PAGE.

Sunday, November 27, 2005

Ateneo Fiesta begins!

Even though I was sick, with my throat plagued with phlegm that made me barely breath, I was still forced to go with the parade because my CS312 teacher bribed us with 10 additional points to quizzes if we do so. *cough cough* So I am still sick. It was raining before the parade. So the cold moisture of the air just worsened this cough. I don't want to write or even think about this. It makes me feel sicker.

During the parade, we passed this spooky street with birds flying above and sitting on electrical wires. It feels weird because it's like they were watching us. But it didn't worry me the most. I was pulling my jacket up to cover my head because these birds were dropping shit bombs on the unsuspecting people below. A girl beside me was hit on her bare arm. It was a good thing I was wearing my Dad's long-sleeved jacket. My friends behind me told that I was hit on my back. Later, they overheard someone that being hit by this undeniably stinky bird-waste is swerte [lucky]. Hmmm... If I am not mistaken, I went home that night hardly breathing and reached home with a bad mood that I had to drop down on the bed and moan in pain as I exhale, wishing that the sticky goo in my throat would be coughed out altogether. Superstitions!

*cough cough* I just drank my coffee and it made me spit another ball of phlegm. Hot drinks are better expextorants than the Tuseran capsules that I was just taking yesterday. I think I'm feeling better...

Thursday, November 24, 2005

Another blah blah

My throat feels funny again. I guess I should minimize cold drinks. I can barely speak comfortably. The cold air of my usual, no-choice hang-out places, which are the library and computer labs, worsens this throat as it passes through my nose to the lungs. I keep on having this awkward coughs which make me look like someone who wants attention from anyone near me. Enough of this...

(Spatial layout data)

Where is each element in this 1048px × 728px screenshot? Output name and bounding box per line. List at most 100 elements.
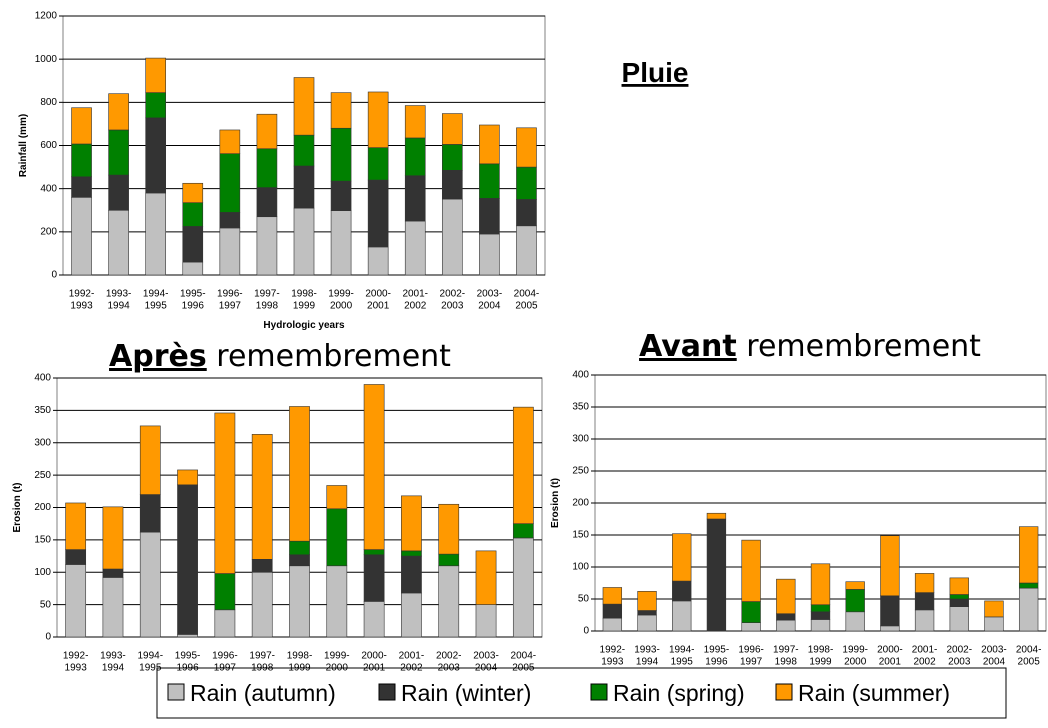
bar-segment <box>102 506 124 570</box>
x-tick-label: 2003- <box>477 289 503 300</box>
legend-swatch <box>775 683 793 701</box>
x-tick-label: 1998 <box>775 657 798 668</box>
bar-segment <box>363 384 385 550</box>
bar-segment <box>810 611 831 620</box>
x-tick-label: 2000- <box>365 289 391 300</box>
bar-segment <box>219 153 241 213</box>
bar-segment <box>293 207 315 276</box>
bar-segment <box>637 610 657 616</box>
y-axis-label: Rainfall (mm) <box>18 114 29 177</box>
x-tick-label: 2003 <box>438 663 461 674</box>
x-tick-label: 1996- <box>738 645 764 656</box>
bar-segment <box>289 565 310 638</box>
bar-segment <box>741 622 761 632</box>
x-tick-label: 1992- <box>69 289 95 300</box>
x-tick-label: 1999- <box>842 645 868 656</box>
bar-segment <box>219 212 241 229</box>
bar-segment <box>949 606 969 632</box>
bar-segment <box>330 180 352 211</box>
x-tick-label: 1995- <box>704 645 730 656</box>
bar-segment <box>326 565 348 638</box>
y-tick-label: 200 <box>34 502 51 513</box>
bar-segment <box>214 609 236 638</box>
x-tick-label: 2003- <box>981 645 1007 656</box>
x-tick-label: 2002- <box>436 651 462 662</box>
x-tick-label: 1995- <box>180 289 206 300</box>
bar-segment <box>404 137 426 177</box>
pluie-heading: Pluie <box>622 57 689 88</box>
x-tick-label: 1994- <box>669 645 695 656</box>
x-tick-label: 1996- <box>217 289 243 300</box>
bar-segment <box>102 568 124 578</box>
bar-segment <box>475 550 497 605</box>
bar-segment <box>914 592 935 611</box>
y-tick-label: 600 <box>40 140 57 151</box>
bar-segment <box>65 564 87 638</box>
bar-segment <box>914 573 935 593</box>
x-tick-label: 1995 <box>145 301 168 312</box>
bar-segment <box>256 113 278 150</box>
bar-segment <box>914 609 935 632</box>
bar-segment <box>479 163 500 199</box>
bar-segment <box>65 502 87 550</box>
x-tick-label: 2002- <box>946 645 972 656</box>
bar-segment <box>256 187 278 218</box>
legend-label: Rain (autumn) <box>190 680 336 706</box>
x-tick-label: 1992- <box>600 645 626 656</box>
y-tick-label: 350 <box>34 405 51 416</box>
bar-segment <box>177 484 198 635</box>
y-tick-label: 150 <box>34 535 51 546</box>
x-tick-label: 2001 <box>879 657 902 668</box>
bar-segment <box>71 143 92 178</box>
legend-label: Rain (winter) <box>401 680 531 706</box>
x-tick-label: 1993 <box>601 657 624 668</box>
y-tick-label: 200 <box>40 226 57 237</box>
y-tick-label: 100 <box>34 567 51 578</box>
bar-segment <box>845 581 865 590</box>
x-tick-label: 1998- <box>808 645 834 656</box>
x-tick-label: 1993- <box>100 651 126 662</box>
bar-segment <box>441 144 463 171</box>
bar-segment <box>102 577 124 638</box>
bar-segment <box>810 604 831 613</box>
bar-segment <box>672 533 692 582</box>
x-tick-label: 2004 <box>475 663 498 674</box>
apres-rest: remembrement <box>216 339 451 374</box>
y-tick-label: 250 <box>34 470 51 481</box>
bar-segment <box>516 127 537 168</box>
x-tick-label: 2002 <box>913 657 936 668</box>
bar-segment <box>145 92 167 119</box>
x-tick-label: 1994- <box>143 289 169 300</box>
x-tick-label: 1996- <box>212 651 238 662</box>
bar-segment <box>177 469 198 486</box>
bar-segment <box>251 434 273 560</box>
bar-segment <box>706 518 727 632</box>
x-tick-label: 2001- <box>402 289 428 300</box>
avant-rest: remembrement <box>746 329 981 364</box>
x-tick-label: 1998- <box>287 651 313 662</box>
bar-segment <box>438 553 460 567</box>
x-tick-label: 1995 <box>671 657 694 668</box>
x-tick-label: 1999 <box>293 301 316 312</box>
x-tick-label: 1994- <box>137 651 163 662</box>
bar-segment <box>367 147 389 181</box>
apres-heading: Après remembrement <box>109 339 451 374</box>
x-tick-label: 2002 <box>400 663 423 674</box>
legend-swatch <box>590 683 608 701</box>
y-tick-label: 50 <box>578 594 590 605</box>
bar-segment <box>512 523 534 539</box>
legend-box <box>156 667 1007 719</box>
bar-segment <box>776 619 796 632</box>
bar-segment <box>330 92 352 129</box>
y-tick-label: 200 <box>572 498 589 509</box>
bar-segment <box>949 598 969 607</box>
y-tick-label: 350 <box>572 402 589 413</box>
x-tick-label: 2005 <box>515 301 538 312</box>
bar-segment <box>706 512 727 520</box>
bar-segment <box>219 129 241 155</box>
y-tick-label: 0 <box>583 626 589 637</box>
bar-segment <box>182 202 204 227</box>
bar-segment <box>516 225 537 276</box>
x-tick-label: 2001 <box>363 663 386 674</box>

---

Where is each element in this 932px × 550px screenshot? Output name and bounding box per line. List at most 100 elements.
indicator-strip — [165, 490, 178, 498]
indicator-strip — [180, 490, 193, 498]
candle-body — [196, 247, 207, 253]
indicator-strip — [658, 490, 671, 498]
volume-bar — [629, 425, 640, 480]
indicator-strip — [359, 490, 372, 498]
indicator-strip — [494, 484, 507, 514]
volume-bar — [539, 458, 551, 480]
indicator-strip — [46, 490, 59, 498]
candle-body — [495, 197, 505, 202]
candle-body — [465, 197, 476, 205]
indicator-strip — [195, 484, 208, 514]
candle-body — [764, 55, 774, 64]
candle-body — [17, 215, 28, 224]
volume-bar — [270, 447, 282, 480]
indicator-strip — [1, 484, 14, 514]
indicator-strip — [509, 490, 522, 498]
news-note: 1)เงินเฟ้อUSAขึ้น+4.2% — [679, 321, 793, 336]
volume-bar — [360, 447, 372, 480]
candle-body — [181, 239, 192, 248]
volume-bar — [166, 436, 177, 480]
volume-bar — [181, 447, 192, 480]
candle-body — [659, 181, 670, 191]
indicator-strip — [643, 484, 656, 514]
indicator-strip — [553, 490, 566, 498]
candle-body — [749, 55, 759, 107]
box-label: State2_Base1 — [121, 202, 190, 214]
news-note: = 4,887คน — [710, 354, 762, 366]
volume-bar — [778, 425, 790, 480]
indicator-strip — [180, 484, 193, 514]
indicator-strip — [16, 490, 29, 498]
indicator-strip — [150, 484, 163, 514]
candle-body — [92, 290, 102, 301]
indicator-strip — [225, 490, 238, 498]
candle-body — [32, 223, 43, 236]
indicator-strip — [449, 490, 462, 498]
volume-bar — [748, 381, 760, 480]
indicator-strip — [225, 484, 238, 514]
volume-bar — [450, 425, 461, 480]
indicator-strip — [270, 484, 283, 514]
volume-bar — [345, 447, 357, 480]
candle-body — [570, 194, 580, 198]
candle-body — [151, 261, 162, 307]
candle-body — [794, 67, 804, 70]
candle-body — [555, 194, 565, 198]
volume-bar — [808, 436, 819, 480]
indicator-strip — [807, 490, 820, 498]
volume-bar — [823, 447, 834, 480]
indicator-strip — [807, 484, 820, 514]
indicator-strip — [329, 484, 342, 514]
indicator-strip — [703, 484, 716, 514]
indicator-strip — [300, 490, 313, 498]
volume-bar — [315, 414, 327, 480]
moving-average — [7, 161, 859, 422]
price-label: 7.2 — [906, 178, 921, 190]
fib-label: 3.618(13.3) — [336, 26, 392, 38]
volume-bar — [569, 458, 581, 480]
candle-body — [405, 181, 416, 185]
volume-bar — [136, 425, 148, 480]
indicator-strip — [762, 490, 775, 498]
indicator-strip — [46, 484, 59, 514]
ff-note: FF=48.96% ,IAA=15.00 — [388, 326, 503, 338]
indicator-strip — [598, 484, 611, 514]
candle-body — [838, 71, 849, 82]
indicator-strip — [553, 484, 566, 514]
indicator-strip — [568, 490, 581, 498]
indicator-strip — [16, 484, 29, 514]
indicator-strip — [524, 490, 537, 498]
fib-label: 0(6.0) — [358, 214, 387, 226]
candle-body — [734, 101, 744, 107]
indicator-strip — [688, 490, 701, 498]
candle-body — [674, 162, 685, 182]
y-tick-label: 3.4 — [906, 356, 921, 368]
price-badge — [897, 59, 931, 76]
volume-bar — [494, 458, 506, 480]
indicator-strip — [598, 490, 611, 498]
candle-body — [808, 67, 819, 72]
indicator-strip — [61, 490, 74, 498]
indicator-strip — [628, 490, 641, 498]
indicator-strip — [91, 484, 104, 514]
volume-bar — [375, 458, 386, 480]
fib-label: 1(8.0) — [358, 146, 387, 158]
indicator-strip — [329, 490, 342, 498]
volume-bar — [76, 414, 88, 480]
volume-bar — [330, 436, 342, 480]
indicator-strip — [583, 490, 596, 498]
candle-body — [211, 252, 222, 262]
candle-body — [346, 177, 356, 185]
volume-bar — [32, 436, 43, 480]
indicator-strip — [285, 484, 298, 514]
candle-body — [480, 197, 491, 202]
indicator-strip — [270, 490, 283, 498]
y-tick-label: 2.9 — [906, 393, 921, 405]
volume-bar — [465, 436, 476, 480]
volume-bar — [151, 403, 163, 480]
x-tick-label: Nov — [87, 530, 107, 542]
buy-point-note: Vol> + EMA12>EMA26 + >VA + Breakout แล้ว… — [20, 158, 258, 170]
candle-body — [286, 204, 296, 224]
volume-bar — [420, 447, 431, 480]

BRIEF. Repeat word for word the part of the blog starting with "During the parade, we" and going on through "out altogether. Superstitions!".

TASK ANSWER.
During the parade, we passed this spooky street with birds flying above and sitting on electrical wires. It feels weird because it's like they were watching us. But it didn't worry me the most. I was pulling my jacket up to cover my head because these birds were dropping shit bombs on the unsuspecting people below. A girl beside me was hit on her bare arm. It was a good thing I was wearing my Dad's long-sleeved jacket. My friends behind me told that I was hit on my back. Later, they overheard someone that being hit by this undeniably stinky bird-waste is swerte [lucky]. Hmmm... If I am not mistaken, I went home that night hardly breathing and reached home with a bad mood that I had to drop down on the bed and moan in pain as I exhale, wishing that the sticky goo in my throat would be coughed out altogether. Superstitions!